* _GIVEN REQUEST_:
List each line of the data that holds the word "grass".

========

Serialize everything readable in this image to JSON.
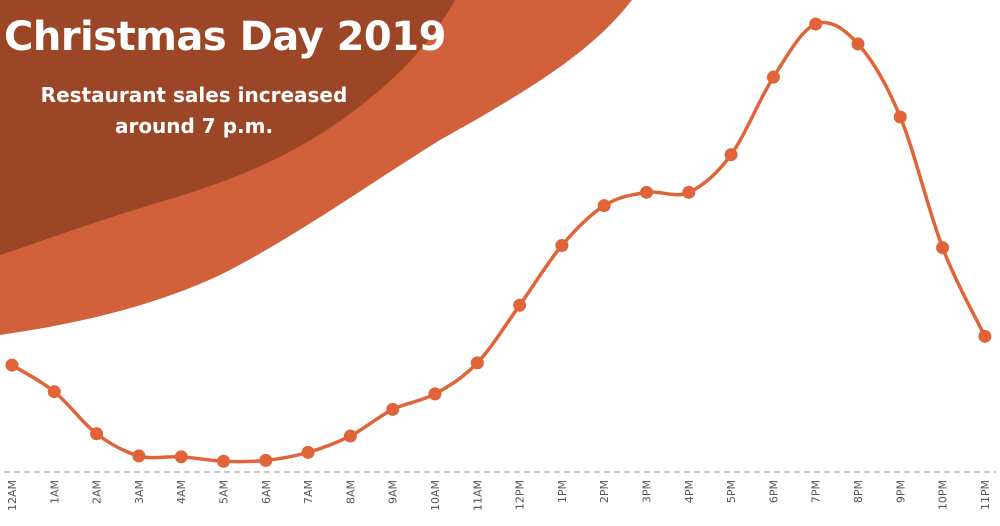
{
  "colors": {
    "background": "#ffffff",
    "wave_light": "#d2603a",
    "wave_dark": "#9c4628",
    "line": "#e0643a",
    "baseline": "#b5b5b5",
    "title_text": "#ffffff",
    "tick_text": "#555555"
  },
  "chart_data": {
    "type": "line",
    "title": "Christmas Day 2019",
    "subtitle": "Restaurant sales increased around 7 p.m.",
    "xlabel": "",
    "ylabel": "",
    "grid": false,
    "legend": "none",
    "ylim": [
      0,
      100
    ],
    "categories": [
      "12AM",
      "1AM",
      "2AM",
      "3AM",
      "4AM",
      "5AM",
      "6AM",
      "7AM",
      "8AM",
      "9AM",
      "10AM",
      "11AM",
      "12PM",
      "1PM",
      "2PM",
      "3PM",
      "4PM",
      "5PM",
      "6PM",
      "7PM",
      "8PM",
      "9PM",
      "10PM",
      "11PM"
    ],
    "values": [
      23,
      17,
      7.5,
      2.5,
      2.3,
      1.3,
      1.5,
      3.3,
      7,
      13,
      16.5,
      23.5,
      36.5,
      50,
      59,
      62,
      62,
      70.5,
      88,
      100,
      95.5,
      79,
      49.5,
      29.5
    ]
  }
}
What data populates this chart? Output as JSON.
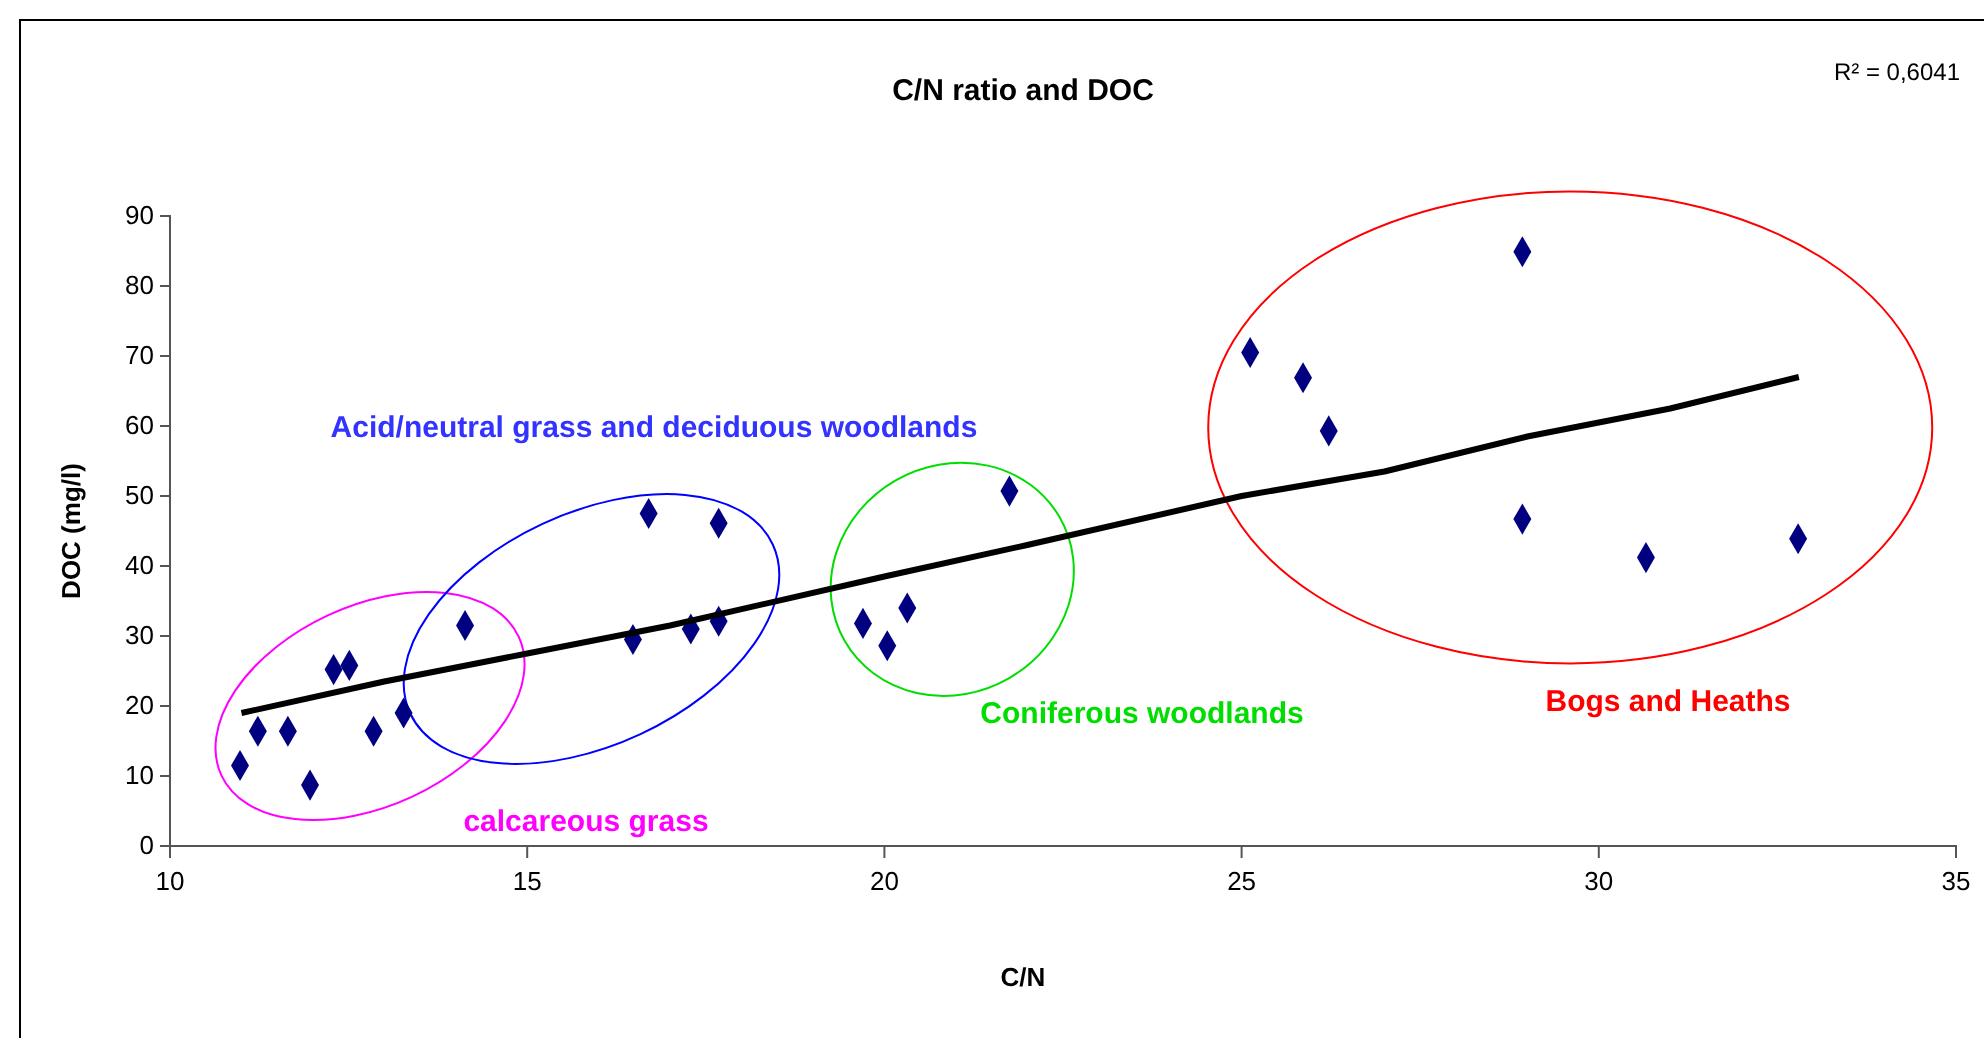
{
  "chart_data": {
    "type": "scatter",
    "title": "C/N ratio and DOC",
    "xlabel": "C/N",
    "ylabel": "DOC (mg/l)",
    "xlim": [
      10,
      35
    ],
    "xticks": [
      10,
      15,
      20,
      25,
      30,
      35
    ],
    "ylim": [
      0,
      90
    ],
    "yticks": [
      0,
      10,
      20,
      30,
      40,
      50,
      60,
      70,
      80,
      90
    ],
    "grid": false,
    "marker": "diamond",
    "series": [
      {
        "color": "#000080",
        "x": [
          10.98,
          11.23,
          11.65,
          11.96,
          12.29,
          12.51,
          12.85,
          13.27,
          14.13,
          16.48,
          16.7,
          17.29,
          17.68,
          17.68,
          19.7,
          20.04,
          20.32,
          21.75,
          25.12,
          25.86,
          26.22,
          28.93,
          28.93,
          30.66,
          32.79
        ],
        "values": [
          11.5,
          16.4,
          16.4,
          8.7,
          25.2,
          25.8,
          16.4,
          19,
          31.5,
          29.5,
          47.5,
          31,
          32.1,
          46.1,
          31.8,
          28.6,
          34,
          50.7,
          70.5,
          66.9,
          59.3,
          84.9,
          46.7,
          41.2,
          43.9
        ]
      },
      {
        "type": "line",
        "color": "#000000",
        "marker": "none",
        "line_style": "solid",
        "x": [
          11,
          13,
          15,
          17,
          20,
          22,
          25,
          27,
          29,
          31,
          32.8
        ],
        "values": [
          19,
          23.5,
          27.5,
          31.5,
          38.5,
          43,
          50,
          53.5,
          58.5,
          62.5,
          67
        ]
      }
    ],
    "annotations": [
      "R² = 0,6041",
      "Acid/neutral grass and deciduous woodlands",
      "calcareous grass",
      "Coniferous woodlands",
      "Bogs and Heaths"
    ]
  }
}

========

* _RESULT OF THE TASK_:
      "Acid/neutral grass and deciduous woodlands",
      "calcareous grass",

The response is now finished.